* **DIRECTIONS**
Please lay out the entries as a numbered list, starting with the very first line and going on through the line with "- record-type-row: 交易类别 出款: [94, 909, 990, 999]", both included. Leave out blank lines, and list nothing past that point.

* **GIVEN ENTRIES**
___
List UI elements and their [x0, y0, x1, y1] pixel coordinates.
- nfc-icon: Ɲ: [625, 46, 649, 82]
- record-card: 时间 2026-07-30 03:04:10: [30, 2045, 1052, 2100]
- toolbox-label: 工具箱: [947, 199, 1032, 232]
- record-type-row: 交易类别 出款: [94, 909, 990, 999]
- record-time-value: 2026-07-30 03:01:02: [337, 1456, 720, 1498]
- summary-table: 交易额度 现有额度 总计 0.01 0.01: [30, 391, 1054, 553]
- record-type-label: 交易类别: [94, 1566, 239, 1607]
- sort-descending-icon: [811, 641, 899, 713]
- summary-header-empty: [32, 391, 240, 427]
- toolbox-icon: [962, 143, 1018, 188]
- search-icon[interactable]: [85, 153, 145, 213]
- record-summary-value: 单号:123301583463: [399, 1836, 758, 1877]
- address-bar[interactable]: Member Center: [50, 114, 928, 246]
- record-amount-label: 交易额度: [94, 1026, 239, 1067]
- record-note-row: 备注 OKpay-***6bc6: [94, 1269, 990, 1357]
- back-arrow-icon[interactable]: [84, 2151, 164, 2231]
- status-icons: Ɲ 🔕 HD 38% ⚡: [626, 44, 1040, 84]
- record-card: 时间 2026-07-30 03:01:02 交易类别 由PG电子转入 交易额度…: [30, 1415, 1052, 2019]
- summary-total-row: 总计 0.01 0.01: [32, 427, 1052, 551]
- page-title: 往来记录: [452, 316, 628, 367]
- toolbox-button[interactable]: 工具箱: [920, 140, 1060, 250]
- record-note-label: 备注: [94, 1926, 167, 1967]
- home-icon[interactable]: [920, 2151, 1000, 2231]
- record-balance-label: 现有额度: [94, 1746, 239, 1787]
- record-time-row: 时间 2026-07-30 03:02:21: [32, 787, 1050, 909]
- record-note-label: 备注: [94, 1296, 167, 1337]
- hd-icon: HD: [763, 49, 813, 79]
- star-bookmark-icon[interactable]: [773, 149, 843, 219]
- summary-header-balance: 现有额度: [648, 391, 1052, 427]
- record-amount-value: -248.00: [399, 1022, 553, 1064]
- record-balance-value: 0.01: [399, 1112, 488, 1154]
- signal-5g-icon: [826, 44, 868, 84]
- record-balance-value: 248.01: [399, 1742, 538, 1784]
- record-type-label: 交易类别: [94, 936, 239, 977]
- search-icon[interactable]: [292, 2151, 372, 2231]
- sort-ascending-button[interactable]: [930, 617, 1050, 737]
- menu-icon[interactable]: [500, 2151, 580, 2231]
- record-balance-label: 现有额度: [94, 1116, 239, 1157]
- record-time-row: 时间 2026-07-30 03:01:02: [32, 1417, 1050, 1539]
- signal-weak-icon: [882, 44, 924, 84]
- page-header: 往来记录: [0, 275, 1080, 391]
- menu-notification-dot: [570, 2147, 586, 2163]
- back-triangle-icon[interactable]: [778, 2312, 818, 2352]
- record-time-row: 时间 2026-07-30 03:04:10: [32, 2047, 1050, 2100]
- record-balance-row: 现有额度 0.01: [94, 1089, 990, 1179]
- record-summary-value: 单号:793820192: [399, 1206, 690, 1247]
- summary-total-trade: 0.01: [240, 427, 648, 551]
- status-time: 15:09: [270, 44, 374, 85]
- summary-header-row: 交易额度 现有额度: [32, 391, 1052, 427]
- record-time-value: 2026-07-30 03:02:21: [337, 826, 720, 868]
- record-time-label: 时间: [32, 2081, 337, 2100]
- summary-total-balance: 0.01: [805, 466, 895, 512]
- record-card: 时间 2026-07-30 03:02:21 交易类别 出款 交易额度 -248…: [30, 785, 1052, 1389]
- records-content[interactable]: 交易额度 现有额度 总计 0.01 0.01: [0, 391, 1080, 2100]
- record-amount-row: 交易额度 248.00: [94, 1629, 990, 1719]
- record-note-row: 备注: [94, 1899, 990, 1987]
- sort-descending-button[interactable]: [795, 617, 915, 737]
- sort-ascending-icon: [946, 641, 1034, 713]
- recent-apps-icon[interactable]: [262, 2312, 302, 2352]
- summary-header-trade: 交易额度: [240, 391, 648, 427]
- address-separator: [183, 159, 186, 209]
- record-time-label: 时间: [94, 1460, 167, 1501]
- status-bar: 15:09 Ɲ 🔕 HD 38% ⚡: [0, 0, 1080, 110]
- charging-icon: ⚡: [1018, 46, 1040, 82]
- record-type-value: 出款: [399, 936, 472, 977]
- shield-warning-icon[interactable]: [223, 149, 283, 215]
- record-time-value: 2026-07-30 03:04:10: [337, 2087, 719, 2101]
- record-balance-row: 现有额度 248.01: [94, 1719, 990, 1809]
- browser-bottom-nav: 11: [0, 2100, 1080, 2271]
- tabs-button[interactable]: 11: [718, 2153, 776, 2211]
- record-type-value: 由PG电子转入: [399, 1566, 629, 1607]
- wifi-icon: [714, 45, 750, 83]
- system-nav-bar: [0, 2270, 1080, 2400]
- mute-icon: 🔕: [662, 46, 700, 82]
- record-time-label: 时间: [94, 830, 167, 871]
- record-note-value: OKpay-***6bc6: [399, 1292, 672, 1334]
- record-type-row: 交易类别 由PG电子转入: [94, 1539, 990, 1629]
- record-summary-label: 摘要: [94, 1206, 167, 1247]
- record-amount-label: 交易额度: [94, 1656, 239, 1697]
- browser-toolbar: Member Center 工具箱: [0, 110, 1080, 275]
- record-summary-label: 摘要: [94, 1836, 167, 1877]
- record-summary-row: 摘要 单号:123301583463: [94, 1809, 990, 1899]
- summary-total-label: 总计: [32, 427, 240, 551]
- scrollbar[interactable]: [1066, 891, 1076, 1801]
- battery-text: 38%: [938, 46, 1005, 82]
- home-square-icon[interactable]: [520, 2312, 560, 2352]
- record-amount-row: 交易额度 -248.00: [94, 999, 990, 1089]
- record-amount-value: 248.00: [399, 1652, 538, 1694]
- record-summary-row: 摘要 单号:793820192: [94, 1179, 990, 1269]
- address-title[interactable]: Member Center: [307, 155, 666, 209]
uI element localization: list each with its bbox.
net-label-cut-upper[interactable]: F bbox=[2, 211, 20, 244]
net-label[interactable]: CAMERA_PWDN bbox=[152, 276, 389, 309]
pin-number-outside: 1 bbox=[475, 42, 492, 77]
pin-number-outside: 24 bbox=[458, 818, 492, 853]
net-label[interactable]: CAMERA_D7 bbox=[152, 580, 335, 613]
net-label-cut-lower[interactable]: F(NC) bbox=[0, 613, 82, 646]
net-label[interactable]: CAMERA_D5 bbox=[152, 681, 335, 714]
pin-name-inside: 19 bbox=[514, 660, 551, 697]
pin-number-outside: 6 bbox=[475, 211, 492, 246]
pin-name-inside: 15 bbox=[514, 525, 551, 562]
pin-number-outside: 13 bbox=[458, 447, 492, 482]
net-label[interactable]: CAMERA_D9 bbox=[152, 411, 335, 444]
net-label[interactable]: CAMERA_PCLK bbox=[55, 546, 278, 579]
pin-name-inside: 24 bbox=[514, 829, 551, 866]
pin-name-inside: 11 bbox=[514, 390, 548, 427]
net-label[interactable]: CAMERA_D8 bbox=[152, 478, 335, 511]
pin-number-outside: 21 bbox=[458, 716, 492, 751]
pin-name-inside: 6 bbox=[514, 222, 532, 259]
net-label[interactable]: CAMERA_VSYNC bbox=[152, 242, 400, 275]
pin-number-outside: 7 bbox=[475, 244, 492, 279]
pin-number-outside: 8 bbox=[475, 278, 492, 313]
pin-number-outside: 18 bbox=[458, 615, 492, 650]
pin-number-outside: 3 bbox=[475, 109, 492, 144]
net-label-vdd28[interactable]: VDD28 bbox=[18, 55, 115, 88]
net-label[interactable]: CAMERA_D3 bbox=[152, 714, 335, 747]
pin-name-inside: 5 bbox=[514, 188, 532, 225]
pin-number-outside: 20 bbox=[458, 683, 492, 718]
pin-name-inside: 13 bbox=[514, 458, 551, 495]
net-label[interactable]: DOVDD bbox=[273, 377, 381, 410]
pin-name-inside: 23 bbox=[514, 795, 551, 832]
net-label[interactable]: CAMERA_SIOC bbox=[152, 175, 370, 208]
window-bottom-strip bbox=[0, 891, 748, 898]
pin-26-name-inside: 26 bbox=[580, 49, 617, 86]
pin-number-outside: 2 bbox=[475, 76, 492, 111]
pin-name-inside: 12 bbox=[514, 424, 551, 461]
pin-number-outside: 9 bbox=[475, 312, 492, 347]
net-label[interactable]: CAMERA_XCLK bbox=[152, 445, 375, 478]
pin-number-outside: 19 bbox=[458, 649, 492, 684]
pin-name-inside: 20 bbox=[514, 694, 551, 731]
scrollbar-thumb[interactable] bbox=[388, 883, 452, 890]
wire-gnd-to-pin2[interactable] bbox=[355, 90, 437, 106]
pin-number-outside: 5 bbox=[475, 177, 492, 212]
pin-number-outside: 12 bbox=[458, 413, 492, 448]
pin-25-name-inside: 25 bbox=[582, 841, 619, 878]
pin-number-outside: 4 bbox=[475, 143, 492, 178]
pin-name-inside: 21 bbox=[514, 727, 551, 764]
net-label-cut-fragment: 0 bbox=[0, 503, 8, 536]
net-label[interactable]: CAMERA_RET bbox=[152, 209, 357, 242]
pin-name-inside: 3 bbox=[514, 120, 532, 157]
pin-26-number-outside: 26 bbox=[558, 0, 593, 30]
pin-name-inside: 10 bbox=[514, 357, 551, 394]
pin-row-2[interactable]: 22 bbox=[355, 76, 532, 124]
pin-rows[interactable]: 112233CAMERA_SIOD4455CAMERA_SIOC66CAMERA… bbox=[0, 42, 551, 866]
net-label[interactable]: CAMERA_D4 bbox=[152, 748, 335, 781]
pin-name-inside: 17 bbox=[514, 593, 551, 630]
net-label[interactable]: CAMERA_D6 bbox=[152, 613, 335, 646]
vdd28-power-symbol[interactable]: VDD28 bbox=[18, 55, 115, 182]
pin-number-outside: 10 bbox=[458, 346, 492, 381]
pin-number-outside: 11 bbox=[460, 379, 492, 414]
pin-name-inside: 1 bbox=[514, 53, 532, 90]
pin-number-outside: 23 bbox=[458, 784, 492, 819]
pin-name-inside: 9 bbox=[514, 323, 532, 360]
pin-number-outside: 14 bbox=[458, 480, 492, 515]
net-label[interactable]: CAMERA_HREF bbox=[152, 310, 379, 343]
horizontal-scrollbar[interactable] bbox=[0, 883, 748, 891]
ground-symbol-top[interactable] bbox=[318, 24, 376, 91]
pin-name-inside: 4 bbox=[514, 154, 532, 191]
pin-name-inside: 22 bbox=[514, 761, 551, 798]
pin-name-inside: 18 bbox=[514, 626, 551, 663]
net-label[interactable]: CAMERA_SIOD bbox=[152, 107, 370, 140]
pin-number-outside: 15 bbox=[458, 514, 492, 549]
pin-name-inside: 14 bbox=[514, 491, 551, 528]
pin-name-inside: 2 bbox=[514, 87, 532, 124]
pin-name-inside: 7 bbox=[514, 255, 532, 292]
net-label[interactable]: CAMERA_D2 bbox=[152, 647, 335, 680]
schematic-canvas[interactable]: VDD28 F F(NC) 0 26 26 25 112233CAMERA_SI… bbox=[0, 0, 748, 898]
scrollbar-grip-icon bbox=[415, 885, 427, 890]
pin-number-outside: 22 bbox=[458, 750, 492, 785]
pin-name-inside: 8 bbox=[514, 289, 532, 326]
___
* **THE COMPLETED TASK**
1. List UI elements and their [x0, y0, x1, y1] pixel coordinates.
2. - nfc-icon: Ɲ: [625, 46, 649, 82]
3. - record-card: 时间 2026-07-30 03:04:10: [30, 2045, 1052, 2100]
4. - toolbox-label: 工具箱: [947, 199, 1032, 232]
5. - record-type-row: 交易类别 出款: [94, 909, 990, 999]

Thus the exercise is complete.